§ **Questions**
A. From the nuclear waste article, copy everything from "This newspaper contacted" down to "regarding the exemption.".
B. Please rewrite the paragraph of the nuclear waste article that begins "In the spring of 2018" as a short bulleted list that keeps its main facts.

§ **Document section**
At Thursday’s press conference, the Greens breathed fresh life into these concerns by emphasizing the involvement of one of the most controversial names in politics right now: SNC-Lavalin.

“Poor nuclear waste decisions have fallout for millennia — this is too important a job to be handed to SNC and corner-cutting, profit-seeking foreign corporations with dubious ethical background,” said Keller-Herzog.

As an MP, she said, she would champion the creation of a federal policy guiding the management of non-fuel radioactive waste (the kind the Chalk River disposal facility would deal with.)

She also raised a new concern — that the Liberal government, including Environment Minister and Ottawa Centre MP Catherine McKenna, have created an exemption that would allow small modular nuclear reactors to skip the new environmental review process they introduced in Bill C-69.

Both CNL and the federal government are focused on the opportunities presented by these portable, less powerful reactors.

“Canada is well positioned to become a global leader in the development and deployment of SMR technology,” reads a Natural Resources Canada webpage, while CNL envisions itself as a “global hub” for small modular reactor innovation.

In the spring of 2018, CNL invited SMR proposals to develop a “demonstration project” at one of its sites. This would be the first small modular reactor in Canada.

“I ask you: If experimental, unproven nuclear reactors don’t have to undergo impact assessment, then what’s the point?” said Keller-Herzog. “In other words, the Liberal government, Minister McKenna and senior public servants are lining up their ducks to pave the way for the plans of SNC-Lavalin and its American partners. Does that sound familiar?”

This newspaper contacted McKenna’s ministerial office about the decision to exempt small nuclear reactors — under 200 thermal megawatts —  from the list of projects that would require environmental assessment under Bill C-69.

“Previously all nuclear reactors would have been designated projects, regardless of size and location,” according to the Canada Gazette entry regarding the exemption.

In response, spokesperson Caroline Thériault sent a statement: 

“A robust project list ensures good projects can move forward in a timely and transparent way that protects the environment, rebuilds public trust and strengthens our economy. This list covers all major projects within federal jurisdiction those pose significant environmental risk.”

Even without a spot on the Bill C-69 project list, small modular reactor would still be subject to scrutiny.

According to a statement from the Impact Assessment Agency of Canada, “New nuclear projects below the 200 MW thermal‎ threshold are subject to licensing and assessment processes by the Canadian Nuclear Safety Commission.”

Alexandre Deslongchamps, spokesperson for the minster of natural resources, noted that the CNSC “is peer-reviewed and world-renowned” and “will only approve projects if it concludes that they are safe for people and the environment, both now and in the future.”

With files from the Financial Post

Comment from Mark Mackenzie: I am flabbergasted as to how a facility can get away with calling a 7 storey high dump a ‘Near Surface Disposal Facility’. At 7 stories high, I invite any Chalk River executive to jump off and tell us how close they were to the surface…. There is no reason to jeopardize the incredible value of the Ottawa River for a nuclear dump within 1 kilometre. The CNSC is hardly an effective regulatory body as they merely rubber stamp whatever the profit oriented nuclear industry wants. SNC Lavelin ‘anything for a buck’ is the Canadian partner. Great group today bringing awareness to the importance of this issue. Three Green Party candidates – Angela Keller-Herzog, Lorraine Rekmans and Claude Bertrand were highly articulate about how the Ottawa River needs to be protected.

Comment from Lynn Jones: Someone should tell the NRCan spokesperson that CNSC was outed long ago as a “captured regulator” that is world renowned for nothing other than promoting the industry and the projects it is supposed to regulate. Even the international nuclear industry refers to Canada’s “benign regulatory environment” when touting Canada as the place to come and tap into the public purse to develop small nuclear reactors.

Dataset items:
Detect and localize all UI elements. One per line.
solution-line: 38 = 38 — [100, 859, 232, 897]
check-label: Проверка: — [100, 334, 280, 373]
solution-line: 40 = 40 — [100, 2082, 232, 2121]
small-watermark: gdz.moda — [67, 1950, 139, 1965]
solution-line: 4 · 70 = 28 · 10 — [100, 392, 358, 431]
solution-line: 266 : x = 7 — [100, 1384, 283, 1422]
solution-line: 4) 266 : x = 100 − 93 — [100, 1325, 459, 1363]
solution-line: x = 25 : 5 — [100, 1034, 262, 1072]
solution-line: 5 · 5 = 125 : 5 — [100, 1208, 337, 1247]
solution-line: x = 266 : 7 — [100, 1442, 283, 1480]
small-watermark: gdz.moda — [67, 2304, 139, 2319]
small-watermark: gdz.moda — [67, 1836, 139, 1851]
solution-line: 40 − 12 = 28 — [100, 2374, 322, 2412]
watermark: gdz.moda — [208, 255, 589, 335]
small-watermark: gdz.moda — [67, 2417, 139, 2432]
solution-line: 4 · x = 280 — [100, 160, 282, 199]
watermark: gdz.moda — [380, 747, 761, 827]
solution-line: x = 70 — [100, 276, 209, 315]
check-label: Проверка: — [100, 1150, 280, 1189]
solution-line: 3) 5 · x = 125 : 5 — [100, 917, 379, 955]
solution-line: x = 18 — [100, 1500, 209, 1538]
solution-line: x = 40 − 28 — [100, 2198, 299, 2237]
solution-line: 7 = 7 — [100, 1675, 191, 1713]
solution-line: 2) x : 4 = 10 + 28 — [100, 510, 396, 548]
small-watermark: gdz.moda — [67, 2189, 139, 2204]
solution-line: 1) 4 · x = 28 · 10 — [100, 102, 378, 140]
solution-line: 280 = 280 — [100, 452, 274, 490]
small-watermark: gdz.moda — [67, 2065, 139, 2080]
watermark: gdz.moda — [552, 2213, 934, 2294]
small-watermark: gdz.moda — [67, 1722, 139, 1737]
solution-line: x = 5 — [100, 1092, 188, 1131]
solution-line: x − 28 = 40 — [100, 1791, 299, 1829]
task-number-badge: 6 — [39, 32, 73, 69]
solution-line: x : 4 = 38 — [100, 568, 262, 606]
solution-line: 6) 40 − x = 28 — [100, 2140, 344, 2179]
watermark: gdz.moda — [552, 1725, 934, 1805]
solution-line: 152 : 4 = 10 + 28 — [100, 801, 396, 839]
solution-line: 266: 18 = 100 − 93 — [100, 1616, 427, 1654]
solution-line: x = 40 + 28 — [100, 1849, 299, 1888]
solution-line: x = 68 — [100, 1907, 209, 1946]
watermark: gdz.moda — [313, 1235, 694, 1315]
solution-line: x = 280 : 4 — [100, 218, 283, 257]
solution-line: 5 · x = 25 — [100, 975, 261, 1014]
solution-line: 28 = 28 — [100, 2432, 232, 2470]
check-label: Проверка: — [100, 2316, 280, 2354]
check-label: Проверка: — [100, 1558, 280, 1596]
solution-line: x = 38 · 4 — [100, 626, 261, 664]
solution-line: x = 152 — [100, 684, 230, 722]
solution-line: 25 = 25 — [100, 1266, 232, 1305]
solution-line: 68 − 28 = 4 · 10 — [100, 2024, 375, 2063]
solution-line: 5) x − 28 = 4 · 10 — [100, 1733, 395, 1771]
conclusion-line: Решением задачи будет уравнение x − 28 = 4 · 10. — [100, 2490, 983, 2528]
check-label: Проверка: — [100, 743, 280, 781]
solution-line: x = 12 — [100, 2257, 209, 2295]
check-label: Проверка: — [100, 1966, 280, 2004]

§ **Answer section**
A.
This newspaper contacted McKenna’s ministerial office about the decision to exempt small nuclear reactors — under 200 thermal megawatts —  from the list of projects that would require environmental assessment under Bill C-69.

“Previously all nuclear reactors would have been designated projects, regardless of size and location,” according to the Canada Gazette entry regarding the exemption.

B.
- Spring 2018: CNL invited SMR proposals to develop a "demonstration project" at one of its sites.
- It would be the first small modular reactor in Canada.